Raw records:
[start]
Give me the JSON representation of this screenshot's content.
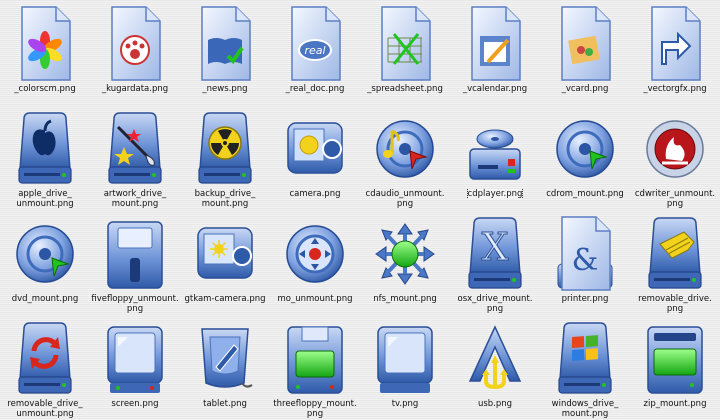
{
  "icons": [
    {
      "file": "_colorscm.png",
      "kind": "doc-colorscm",
      "icon": "color-pinwheel-icon"
    },
    {
      "file": "_kugardata.png",
      "kind": "doc-paw",
      "icon": "paw-print-icon"
    },
    {
      "file": "_news.png",
      "kind": "doc-book",
      "icon": "book-check-icon"
    },
    {
      "file": "_real_doc.png",
      "kind": "doc-real",
      "icon": "real-media-icon"
    },
    {
      "file": "_spreadsheet.png",
      "kind": "doc-spreadsheet",
      "icon": "spreadsheet-icon"
    },
    {
      "file": "_vcalendar.png",
      "kind": "doc-calendar",
      "icon": "calendar-pencil-icon"
    },
    {
      "file": "_vcard.png",
      "kind": "doc-vcard",
      "icon": "contact-card-icon"
    },
    {
      "file": "_vectorgfx.png",
      "kind": "doc-vector",
      "icon": "vector-arrow-icon"
    },
    {
      "file": "apple_drive_\nunmount.png",
      "kind": "drive-apple",
      "icon": "apple-drive-icon"
    },
    {
      "file": "artwork_drive_\nmount.png",
      "kind": "drive-artwork",
      "icon": "artwork-drive-icon"
    },
    {
      "file": "backup_drive_\nmount.png",
      "kind": "drive-backup",
      "icon": "radiation-drive-icon"
    },
    {
      "file": "camera.png",
      "kind": "camera",
      "icon": "camera-icon"
    },
    {
      "file": "cdaudio_unmount.\npng",
      "kind": "cdaudio",
      "icon": "audio-cd-icon"
    },
    {
      "file": "cdplayer.png",
      "kind": "cdplayer",
      "icon": "cd-player-icon",
      "selected": true
    },
    {
      "file": "cdrom_mount.png",
      "kind": "cdrom",
      "icon": "cdrom-icon"
    },
    {
      "file": "cdwriter_unmount.\npng",
      "kind": "cdwriter",
      "icon": "cd-writer-flame-icon"
    },
    {
      "file": "dvd_mount.png",
      "kind": "dvd",
      "icon": "dvd-icon"
    },
    {
      "file": "fivefloppy_unmount.\npng",
      "kind": "floppy5",
      "icon": "floppy-disk-icon"
    },
    {
      "file": "gtkam-camera.png",
      "kind": "gtkam",
      "icon": "digital-camera-icon"
    },
    {
      "file": "mo_unmount.png",
      "kind": "mo",
      "icon": "magneto-optical-icon"
    },
    {
      "file": "nfs_mount.png",
      "kind": "nfs",
      "icon": "network-share-icon"
    },
    {
      "file": "osx_drive_mount.\npng",
      "kind": "osx",
      "icon": "osx-x-icon"
    },
    {
      "file": "printer.png",
      "kind": "printer",
      "icon": "printer-ampersand-icon"
    },
    {
      "file": "removable_drive.\npng",
      "kind": "removable",
      "icon": "removable-drive-hand-icon"
    },
    {
      "file": "removable_drive_\nunmount.png",
      "kind": "removable-unmount",
      "icon": "refresh-drive-icon"
    },
    {
      "file": "screen.png",
      "kind": "screen",
      "icon": "monitor-screen-icon"
    },
    {
      "file": "tablet.png",
      "kind": "tablet",
      "icon": "graphics-tablet-icon"
    },
    {
      "file": "threefloppy_mount.\npng",
      "kind": "floppy3",
      "icon": "floppy-3-icon"
    },
    {
      "file": "tv.png",
      "kind": "tv",
      "icon": "tv-icon"
    },
    {
      "file": "usb.png",
      "kind": "usb",
      "icon": "usb-icon"
    },
    {
      "file": "windows_drive_\nmount.png",
      "kind": "windows",
      "icon": "windows-drive-icon"
    },
    {
      "file": "zip_mount.png",
      "kind": "zip",
      "icon": "zip-drive-icon"
    }
  ],
  "colors": {
    "blue_dark": "#2f5aa8",
    "blue_mid": "#6f95d8",
    "blue_light": "#c9d8f4",
    "green": "#21c41e",
    "red": "#d8261c",
    "yellow": "#f2d21b"
  }
}
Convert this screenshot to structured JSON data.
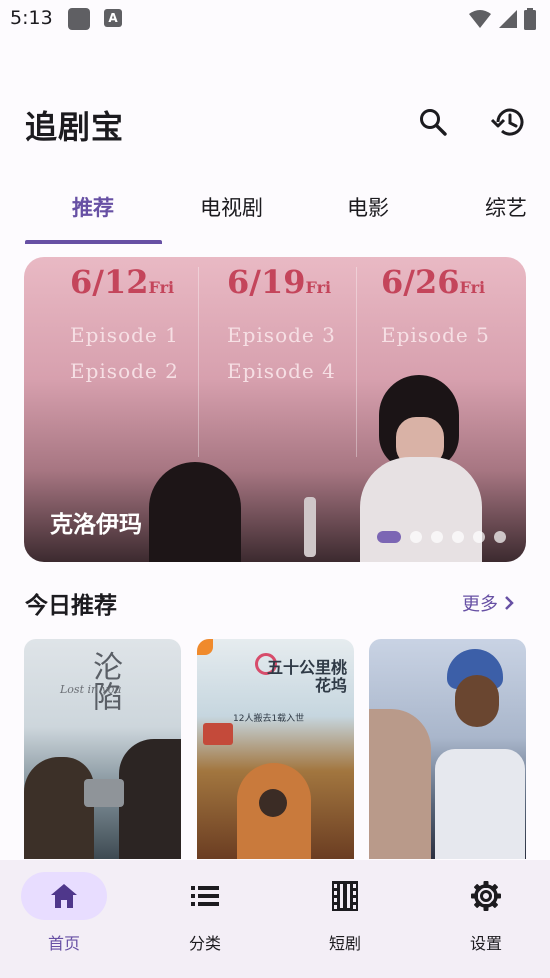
{
  "status_bar": {
    "time": "5:13",
    "a_icon": "A"
  },
  "header": {
    "title": "追剧宝",
    "search_icon": "search-icon",
    "history_icon": "history-icon"
  },
  "tabs": [
    {
      "label": "推荐",
      "active": true
    },
    {
      "label": "电视剧",
      "active": false
    },
    {
      "label": "电影",
      "active": false
    },
    {
      "label": "综艺",
      "active": false
    }
  ],
  "banner": {
    "title": "克洛伊玛",
    "schedule": [
      {
        "date": "6/12",
        "day": "Fri",
        "episodes": [
          "Episode 1",
          "Episode 2"
        ]
      },
      {
        "date": "6/19",
        "day": "Fri",
        "episodes": [
          "Episode 3",
          "Episode 4"
        ]
      },
      {
        "date": "6/26",
        "day": "Fri",
        "episodes": [
          "Episode 5"
        ]
      }
    ],
    "slide_count": 6,
    "active_slide": 0
  },
  "section": {
    "title": "今日推荐",
    "more_label": "更多"
  },
  "posters": [
    {
      "text_main": "沦陷",
      "text_sub": "Lost in you"
    },
    {
      "text_main": "五十公里桃花坞",
      "text_sub": "12人搬去1载入世"
    },
    {
      "text_main": "",
      "text_sub": ""
    }
  ],
  "bottom_nav": [
    {
      "label": "首页",
      "icon": "home-icon",
      "active": true
    },
    {
      "label": "分类",
      "icon": "list-icon",
      "active": false
    },
    {
      "label": "短剧",
      "icon": "film-icon",
      "active": false
    },
    {
      "label": "设置",
      "icon": "gear-icon",
      "active": false
    }
  ],
  "colors": {
    "accent": "#6750a4",
    "nav_bg": "#f3eef6",
    "pill": "#e8ddff"
  }
}
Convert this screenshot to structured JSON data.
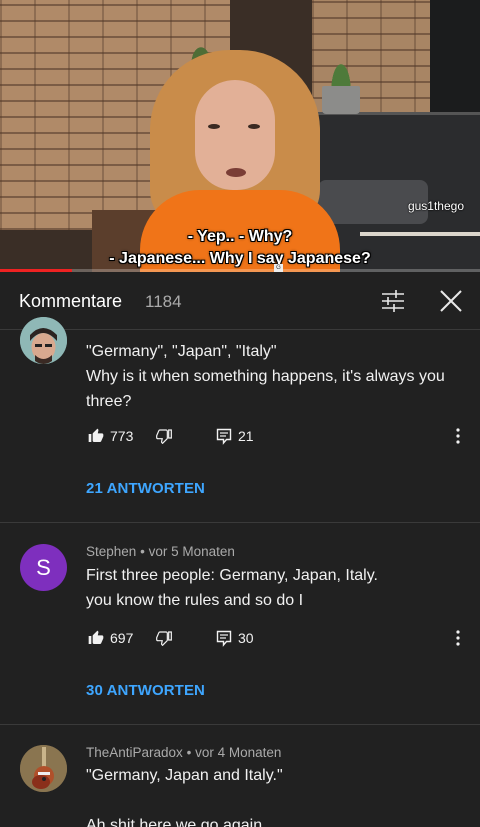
{
  "video": {
    "watermark": "gus1thego",
    "subtitle_line1": "- Yep.. - Why?",
    "subtitle_line2": "- Japanese... Why I say Japanese?",
    "progress_fraction": 0.15
  },
  "header": {
    "title": "Kommentare",
    "count": "1184",
    "filter_icon": "sliders-icon",
    "close_icon": "close-icon"
  },
  "comments": [
    {
      "author": "",
      "time": "",
      "avatar_icon": "avatar-photo-man",
      "line1": "\"Germany\", \"Japan\", \"Italy\"",
      "line2": "Why is it when something happens, it's always you",
      "line3": "three?",
      "likes": "773",
      "replies_count": "21",
      "replies_label": "21 ANTWORTEN"
    },
    {
      "author": "Stephen",
      "separator": "•",
      "time": "vor 5 Monaten",
      "avatar_letter": "S",
      "avatar_color": "#7e2fbe",
      "line1": "First three people: Germany, Japan, Italy.",
      "line2": "you know the rules and so do I",
      "likes": "697",
      "replies_count": "30",
      "replies_label": "30 ANTWORTEN"
    },
    {
      "author": "TheAntiParadox",
      "separator": "•",
      "time": "vor 4 Monaten",
      "avatar_icon": "avatar-guitar",
      "line1": "\"Germany, Japan and Italy.\"",
      "line3": "Ah shit here we go again"
    }
  ],
  "colors": {
    "background": "#212121",
    "link_blue": "#3ea6ff",
    "meta_gray": "#aaaaaa",
    "progress_red": "#ee2222"
  }
}
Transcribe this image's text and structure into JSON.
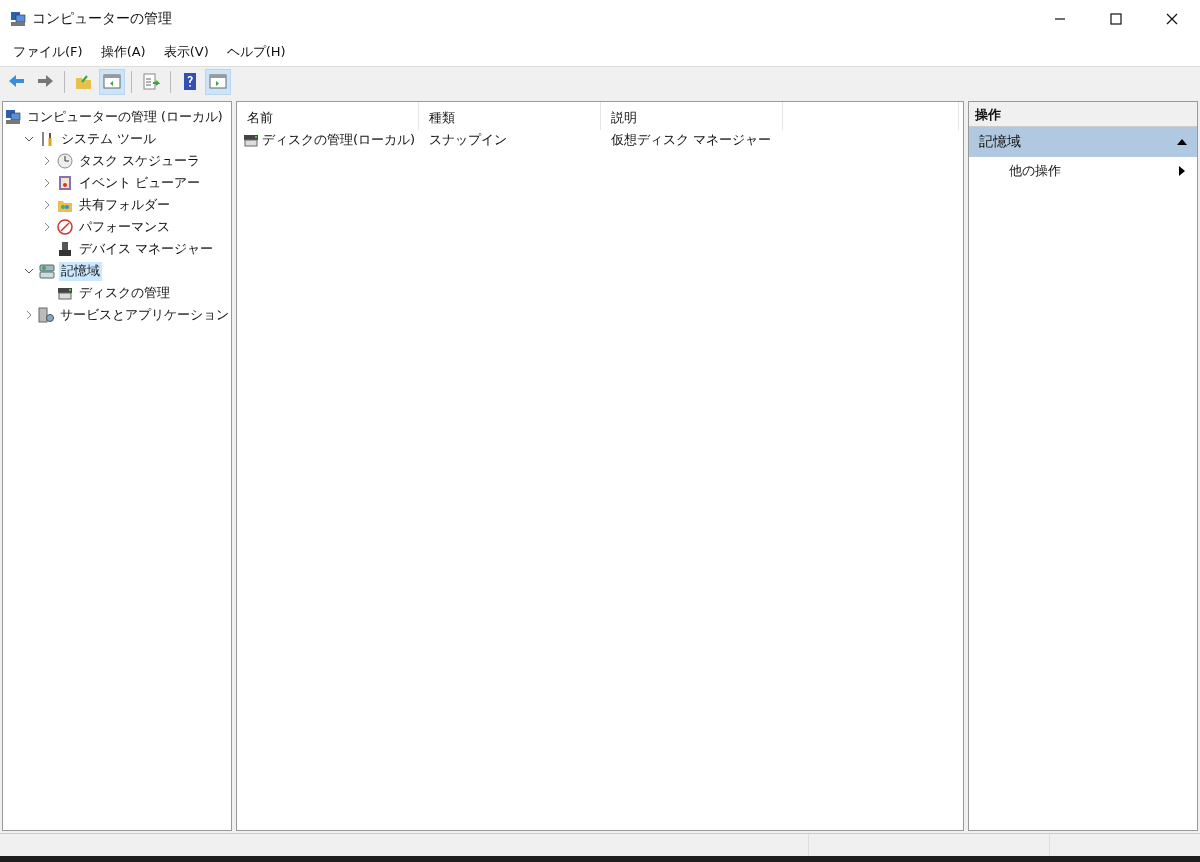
[end]
What this task involves: Write out the records above exactly as they stand, leaving out every picture.

Result for this exercise:
Give me the JSON representation of this screenshot's content.
{
  "icons": [
    {
      "file": "_colorscm.png",
      "kind": "doc-colorscm",
      "icon": "color-pinwheel-icon"
    },
    {
      "file": "_kugardata.png",
      "kind": "doc-paw",
      "icon": "paw-print-icon"
    },
    {
      "file": "_news.png",
      "kind": "doc-book",
      "icon": "book-check-icon"
    },
    {
      "file": "_real_doc.png",
      "kind": "doc-real",
      "icon": "real-media-icon"
    },
    {
      "file": "_spreadsheet.png",
      "kind": "doc-spreadsheet",
      "icon": "spreadsheet-icon"
    },
    {
      "file": "_vcalendar.png",
      "kind": "doc-calendar",
      "icon": "calendar-pencil-icon"
    },
    {
      "file": "_vcard.png",
      "kind": "doc-vcard",
      "icon": "contact-card-icon"
    },
    {
      "file": "_vectorgfx.png",
      "kind": "doc-vector",
      "icon": "vector-arrow-icon"
    },
    {
      "file": "apple_drive_\nunmount.png",
      "kind": "drive-apple",
      "icon": "apple-drive-icon"
    },
    {
      "file": "artwork_drive_\nmount.png",
      "kind": "drive-artwork",
      "icon": "artwork-drive-icon"
    },
    {
      "file": "backup_drive_\nmount.png",
      "kind": "drive-backup",
      "icon": "radiation-drive-icon"
    },
    {
      "file": "camera.png",
      "kind": "camera",
      "icon": "camera-icon"
    },
    {
      "file": "cdaudio_unmount.\npng",
      "kind": "cdaudio",
      "icon": "audio-cd-icon"
    },
    {
      "file": "cdplayer.png",
      "kind": "cdplayer",
      "icon": "cd-player-icon",
      "selected": true
    },
    {
      "file": "cdrom_mount.png",
      "kind": "cdrom",
      "icon": "cdrom-icon"
    },
    {
      "file": "cdwriter_unmount.\npng",
      "kind": "cdwriter",
      "icon": "cd-writer-flame-icon"
    },
    {
      "file": "dvd_mount.png",
      "kind": "dvd",
      "icon": "dvd-icon"
    },
    {
      "file": "fivefloppy_unmount.\npng",
      "kind": "floppy5",
      "icon": "floppy-disk-icon"
    },
    {
      "file": "gtkam-camera.png",
      "kind": "gtkam",
      "icon": "digital-camera-icon"
    },
    {
      "file": "mo_unmount.png",
      "kind": "mo",
      "icon": "magneto-optical-icon"
    },
    {
      "file": "nfs_mount.png",
      "kind": "nfs",
      "icon": "network-share-icon"
    },
    {
      "file": "osx_drive_mount.\npng",
      "kind": "osx",
      "icon": "osx-x-icon"
    },
    {
      "file": "printer.png",
      "kind": "printer",
      "icon": "printer-ampersand-icon"
    },
    {
      "file": "removable_drive.\npng",
      "kind": "removable",
      "icon": "removable-drive-hand-icon"
    },
    {
      "file": "removable_drive_\nunmount.png",
      "kind": "removable-unmount",
      "icon": "refresh-drive-icon"
    },
    {
      "file": "screen.png",
      "kind": "screen",
      "icon": "monitor-screen-icon"
    },
    {
      "file": "tablet.png",
      "kind": "tablet",
      "icon": "graphics-tablet-icon"
    },
    {
      "file": "threefloppy_mount.\npng",
      "kind": "floppy3",
      "icon": "floppy-3-icon"
    },
    {
      "file": "tv.png",
      "kind": "tv",
      "icon": "tv-icon"
    },
    {
      "file": "usb.png",
      "kind": "usb",
      "icon": "usb-icon"
    },
    {
      "file": "windows_drive_\nmount.png",
      "kind": "windows",
      "icon": "windows-drive-icon"
    },
    {
      "file": "zip_mount.png",
      "kind": "zip",
      "icon": "zip-drive-icon"
    }
  ],
  "colors": {
    "blue_dark": "#2f5aa8",
    "blue_mid": "#6f95d8",
    "blue_light": "#c9d8f4",
    "green": "#21c41e",
    "red": "#d8261c",
    "yellow": "#f2d21b"
  }
}
Convert this screenshot to structured JSON data.
{
  "status_bar": {
    "time": "5:13",
    "a_icon": "A"
  },
  "header": {
    "title": "追剧宝",
    "search_icon": "search-icon",
    "history_icon": "history-icon"
  },
  "tabs": [
    {
      "label": "推荐",
      "active": true
    },
    {
      "label": "电视剧",
      "active": false
    },
    {
      "label": "电影",
      "active": false
    },
    {
      "label": "综艺",
      "active": false
    }
  ],
  "banner": {
    "title": "克洛伊玛",
    "schedule": [
      {
        "date": "6/12",
        "day": "Fri",
        "episodes": [
          "Episode 1",
          "Episode 2"
        ]
      },
      {
        "date": "6/19",
        "day": "Fri",
        "episodes": [
          "Episode 3",
          "Episode 4"
        ]
      },
      {
        "date": "6/26",
        "day": "Fri",
        "episodes": [
          "Episode 5"
        ]
      }
    ],
    "slide_count": 6,
    "active_slide": 0
  },
  "section": {
    "title": "今日推荐",
    "more_label": "更多"
  },
  "posters": [
    {
      "text_main": "沦陷",
      "text_sub": "Lost in you"
    },
    {
      "text_main": "五十公里桃花坞",
      "text_sub": "12人搬去1载入世"
    },
    {
      "text_main": "",
      "text_sub": ""
    }
  ],
  "bottom_nav": [
    {
      "label": "首页",
      "icon": "home-icon",
      "active": true
    },
    {
      "label": "分类",
      "icon": "list-icon",
      "active": false
    },
    {
      "label": "短剧",
      "icon": "film-icon",
      "active": false
    },
    {
      "label": "设置",
      "icon": "gear-icon",
      "active": false
    }
  ],
  "colors": {
    "accent": "#6750a4",
    "nav_bg": "#f3eef6",
    "pill": "#e8ddff"
  }
}
Convert this screenshot to structured JSON data.
{
  "video": {
    "watermark": "gus1thego",
    "subtitle_line1": "- Yep.. - Why?",
    "subtitle_line2": "- Japanese... Why I say Japanese?",
    "progress_fraction": 0.15
  },
  "header": {
    "title": "Kommentare",
    "count": "1184",
    "filter_icon": "sliders-icon",
    "close_icon": "close-icon"
  },
  "comments": [
    {
      "author": "",
      "time": "",
      "avatar_icon": "avatar-photo-man",
      "line1": "\"Germany\", \"Japan\", \"Italy\"",
      "line2": "Why is it when something happens, it's always you",
      "line3": "three?",
      "likes": "773",
      "replies_count": "21",
      "replies_label": "21 ANTWORTEN"
    },
    {
      "author": "Stephen",
      "separator": "•",
      "time": "vor 5 Monaten",
      "avatar_letter": "S",
      "avatar_color": "#7e2fbe",
      "line1": "First three people: Germany, Japan, Italy.",
      "line2": "you know the rules and so do I",
      "likes": "697",
      "replies_count": "30",
      "replies_label": "30 ANTWORTEN"
    },
    {
      "author": "TheAntiParadox",
      "separator": "•",
      "time": "vor 4 Monaten",
      "avatar_icon": "avatar-guitar",
      "line1": "\"Germany, Japan and Italy.\"",
      "line3": "Ah shit here we go again"
    }
  ],
  "colors": {
    "background": "#212121",
    "link_blue": "#3ea6ff",
    "meta_gray": "#aaaaaa",
    "progress_red": "#ee2222"
  }
}
Transcribe this image's text and structure into JSON.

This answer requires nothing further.